--- Begin Listed entries ---

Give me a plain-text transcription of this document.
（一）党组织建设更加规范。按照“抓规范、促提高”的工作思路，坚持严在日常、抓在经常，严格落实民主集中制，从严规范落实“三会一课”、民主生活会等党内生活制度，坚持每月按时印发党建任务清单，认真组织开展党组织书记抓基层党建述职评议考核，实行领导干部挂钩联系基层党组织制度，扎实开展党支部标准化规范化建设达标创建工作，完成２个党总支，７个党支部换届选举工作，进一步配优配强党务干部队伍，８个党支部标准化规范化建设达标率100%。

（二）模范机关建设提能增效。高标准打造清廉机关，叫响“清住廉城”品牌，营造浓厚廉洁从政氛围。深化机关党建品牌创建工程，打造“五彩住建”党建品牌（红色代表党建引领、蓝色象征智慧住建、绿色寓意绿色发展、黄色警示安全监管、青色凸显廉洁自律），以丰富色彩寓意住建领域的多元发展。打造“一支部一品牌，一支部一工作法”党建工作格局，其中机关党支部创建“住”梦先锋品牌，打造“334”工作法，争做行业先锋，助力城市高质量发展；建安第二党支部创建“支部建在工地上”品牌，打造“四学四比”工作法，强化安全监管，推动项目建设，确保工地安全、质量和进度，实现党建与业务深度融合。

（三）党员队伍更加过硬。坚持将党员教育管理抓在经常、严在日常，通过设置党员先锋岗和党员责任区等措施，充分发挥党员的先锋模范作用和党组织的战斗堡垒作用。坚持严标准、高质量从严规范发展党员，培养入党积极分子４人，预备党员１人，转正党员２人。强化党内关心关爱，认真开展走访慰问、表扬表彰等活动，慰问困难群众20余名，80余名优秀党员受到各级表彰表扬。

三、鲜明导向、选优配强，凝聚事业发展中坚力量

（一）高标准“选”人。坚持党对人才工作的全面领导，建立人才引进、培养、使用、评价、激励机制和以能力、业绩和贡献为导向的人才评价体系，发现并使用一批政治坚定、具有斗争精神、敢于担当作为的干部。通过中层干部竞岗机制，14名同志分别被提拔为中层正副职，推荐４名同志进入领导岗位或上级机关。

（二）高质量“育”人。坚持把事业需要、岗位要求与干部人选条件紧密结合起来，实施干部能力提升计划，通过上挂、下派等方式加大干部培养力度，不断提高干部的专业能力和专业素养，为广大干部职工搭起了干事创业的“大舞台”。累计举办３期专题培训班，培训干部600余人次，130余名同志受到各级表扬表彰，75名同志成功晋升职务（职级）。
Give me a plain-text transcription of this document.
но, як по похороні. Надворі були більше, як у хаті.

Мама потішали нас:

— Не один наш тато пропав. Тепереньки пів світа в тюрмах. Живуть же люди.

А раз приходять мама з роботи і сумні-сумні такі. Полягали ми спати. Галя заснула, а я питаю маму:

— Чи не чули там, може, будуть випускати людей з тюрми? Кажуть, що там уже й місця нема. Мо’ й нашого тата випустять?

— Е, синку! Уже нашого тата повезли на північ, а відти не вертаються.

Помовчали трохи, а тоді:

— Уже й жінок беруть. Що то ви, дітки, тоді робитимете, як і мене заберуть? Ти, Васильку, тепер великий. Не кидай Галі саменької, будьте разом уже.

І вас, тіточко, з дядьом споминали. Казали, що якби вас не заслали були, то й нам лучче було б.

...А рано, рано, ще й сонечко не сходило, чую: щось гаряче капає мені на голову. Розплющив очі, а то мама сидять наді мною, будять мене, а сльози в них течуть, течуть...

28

--- End Listed entries ---

Check every line for "були" and show the ones that have it.

» Worked answer:
но, як по похороні. Надворі були більше, як у хаті.
І вас, тіточко, з дядьом споминали. Казали, що якби вас не заслали були, то й нам лучче було б.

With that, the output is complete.